Problem description
Copy every line of the following data that includes the string "nghiên".
[start of Dataset entries]
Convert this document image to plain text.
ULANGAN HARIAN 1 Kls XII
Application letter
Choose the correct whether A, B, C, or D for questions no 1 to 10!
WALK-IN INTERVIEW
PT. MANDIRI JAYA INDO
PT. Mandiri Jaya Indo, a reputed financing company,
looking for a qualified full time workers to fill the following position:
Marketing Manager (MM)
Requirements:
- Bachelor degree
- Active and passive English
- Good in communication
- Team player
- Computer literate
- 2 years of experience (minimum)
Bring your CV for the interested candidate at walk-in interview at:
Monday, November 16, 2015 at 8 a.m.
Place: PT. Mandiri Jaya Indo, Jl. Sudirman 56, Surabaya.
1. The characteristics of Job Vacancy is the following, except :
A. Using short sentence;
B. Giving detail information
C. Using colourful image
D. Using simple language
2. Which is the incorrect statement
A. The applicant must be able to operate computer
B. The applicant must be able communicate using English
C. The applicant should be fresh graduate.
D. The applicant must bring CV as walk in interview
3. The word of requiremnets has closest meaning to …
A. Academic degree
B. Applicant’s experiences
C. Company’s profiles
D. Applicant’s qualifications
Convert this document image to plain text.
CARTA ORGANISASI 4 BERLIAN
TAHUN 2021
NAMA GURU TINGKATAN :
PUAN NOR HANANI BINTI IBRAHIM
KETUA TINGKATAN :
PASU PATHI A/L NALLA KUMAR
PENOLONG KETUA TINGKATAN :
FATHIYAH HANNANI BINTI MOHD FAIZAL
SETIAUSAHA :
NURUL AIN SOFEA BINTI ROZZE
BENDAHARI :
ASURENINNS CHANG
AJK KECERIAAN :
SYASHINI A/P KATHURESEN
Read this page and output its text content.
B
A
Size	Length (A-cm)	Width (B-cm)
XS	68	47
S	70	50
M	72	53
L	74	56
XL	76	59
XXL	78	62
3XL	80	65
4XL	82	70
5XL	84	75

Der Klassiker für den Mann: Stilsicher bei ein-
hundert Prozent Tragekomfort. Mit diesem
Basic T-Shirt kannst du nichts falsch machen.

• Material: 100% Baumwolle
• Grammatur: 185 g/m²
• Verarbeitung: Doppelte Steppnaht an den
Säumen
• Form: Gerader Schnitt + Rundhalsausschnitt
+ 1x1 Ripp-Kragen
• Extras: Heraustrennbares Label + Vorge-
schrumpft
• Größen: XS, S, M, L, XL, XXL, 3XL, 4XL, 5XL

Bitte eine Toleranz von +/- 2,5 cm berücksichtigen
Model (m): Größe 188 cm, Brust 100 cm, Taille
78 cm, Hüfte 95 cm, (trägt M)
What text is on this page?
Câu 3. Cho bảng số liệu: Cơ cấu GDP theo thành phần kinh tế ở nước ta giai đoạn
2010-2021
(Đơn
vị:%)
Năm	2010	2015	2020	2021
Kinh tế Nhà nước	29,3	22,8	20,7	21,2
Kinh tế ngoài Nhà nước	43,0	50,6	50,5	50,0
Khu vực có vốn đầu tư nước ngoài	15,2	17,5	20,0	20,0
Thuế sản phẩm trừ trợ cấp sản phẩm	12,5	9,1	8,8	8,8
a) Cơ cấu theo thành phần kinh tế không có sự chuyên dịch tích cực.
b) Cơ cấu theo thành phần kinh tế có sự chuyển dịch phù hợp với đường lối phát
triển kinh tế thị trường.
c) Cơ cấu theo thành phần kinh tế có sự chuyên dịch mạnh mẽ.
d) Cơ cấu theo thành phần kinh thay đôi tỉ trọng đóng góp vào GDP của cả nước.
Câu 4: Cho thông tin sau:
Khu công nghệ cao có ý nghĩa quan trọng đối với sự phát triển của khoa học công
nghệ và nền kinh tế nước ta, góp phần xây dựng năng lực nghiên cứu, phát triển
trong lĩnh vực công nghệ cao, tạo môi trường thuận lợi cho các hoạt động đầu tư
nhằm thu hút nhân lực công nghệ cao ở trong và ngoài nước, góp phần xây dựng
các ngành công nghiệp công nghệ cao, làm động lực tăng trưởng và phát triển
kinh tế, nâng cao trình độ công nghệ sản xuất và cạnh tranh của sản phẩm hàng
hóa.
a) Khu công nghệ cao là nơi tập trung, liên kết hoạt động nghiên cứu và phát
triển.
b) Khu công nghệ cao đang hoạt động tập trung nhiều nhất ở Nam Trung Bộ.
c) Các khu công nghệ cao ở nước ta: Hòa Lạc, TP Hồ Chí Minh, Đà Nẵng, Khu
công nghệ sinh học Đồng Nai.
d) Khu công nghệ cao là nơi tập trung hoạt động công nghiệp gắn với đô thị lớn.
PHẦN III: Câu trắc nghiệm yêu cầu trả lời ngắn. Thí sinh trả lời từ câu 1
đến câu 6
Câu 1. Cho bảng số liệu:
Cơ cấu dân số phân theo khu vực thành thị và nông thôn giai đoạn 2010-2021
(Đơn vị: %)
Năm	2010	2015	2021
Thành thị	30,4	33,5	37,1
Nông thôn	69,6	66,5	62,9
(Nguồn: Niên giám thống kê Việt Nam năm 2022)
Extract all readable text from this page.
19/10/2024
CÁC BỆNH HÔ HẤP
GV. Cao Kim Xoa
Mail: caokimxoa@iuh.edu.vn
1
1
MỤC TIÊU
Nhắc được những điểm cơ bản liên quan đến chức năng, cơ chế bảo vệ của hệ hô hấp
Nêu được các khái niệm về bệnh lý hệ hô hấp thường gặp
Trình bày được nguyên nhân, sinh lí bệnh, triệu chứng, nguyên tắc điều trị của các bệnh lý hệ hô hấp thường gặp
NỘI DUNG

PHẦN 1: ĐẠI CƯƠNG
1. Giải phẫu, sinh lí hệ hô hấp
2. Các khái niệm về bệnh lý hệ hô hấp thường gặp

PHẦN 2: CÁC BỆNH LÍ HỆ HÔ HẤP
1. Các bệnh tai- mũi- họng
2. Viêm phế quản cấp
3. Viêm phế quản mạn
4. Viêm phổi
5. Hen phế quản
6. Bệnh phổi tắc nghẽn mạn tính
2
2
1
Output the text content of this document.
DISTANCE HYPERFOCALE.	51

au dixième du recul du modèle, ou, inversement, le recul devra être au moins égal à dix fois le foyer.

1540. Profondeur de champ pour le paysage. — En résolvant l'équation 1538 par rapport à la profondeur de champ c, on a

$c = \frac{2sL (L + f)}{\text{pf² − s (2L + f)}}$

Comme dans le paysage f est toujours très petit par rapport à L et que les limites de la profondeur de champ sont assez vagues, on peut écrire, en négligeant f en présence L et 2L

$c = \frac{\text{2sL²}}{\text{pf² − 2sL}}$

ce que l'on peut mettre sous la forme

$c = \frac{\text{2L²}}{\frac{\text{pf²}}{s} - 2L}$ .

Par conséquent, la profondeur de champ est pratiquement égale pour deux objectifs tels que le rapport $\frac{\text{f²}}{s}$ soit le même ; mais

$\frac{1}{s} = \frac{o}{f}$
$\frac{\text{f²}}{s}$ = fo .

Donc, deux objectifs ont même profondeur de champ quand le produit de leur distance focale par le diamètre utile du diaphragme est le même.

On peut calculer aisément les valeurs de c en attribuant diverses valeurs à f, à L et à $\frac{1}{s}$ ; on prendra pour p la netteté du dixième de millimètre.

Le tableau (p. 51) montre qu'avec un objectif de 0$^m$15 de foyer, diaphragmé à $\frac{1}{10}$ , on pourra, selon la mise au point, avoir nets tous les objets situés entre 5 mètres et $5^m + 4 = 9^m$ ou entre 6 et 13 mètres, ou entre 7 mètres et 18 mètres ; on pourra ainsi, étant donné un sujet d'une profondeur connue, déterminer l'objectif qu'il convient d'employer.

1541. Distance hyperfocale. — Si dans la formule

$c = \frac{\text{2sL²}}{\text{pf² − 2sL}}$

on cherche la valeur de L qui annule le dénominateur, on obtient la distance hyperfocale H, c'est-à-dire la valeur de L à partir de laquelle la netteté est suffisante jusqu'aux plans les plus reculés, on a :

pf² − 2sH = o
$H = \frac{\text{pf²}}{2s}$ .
[end of Dataset entries]
Task output
nghệ và nền kinh tế nước ta, góp phần xây dựng năng lực nghiên cứu, phát triển
a) Khu công nghệ cao là nơi tập trung, liên kết hoạt động nghiên cứu và phát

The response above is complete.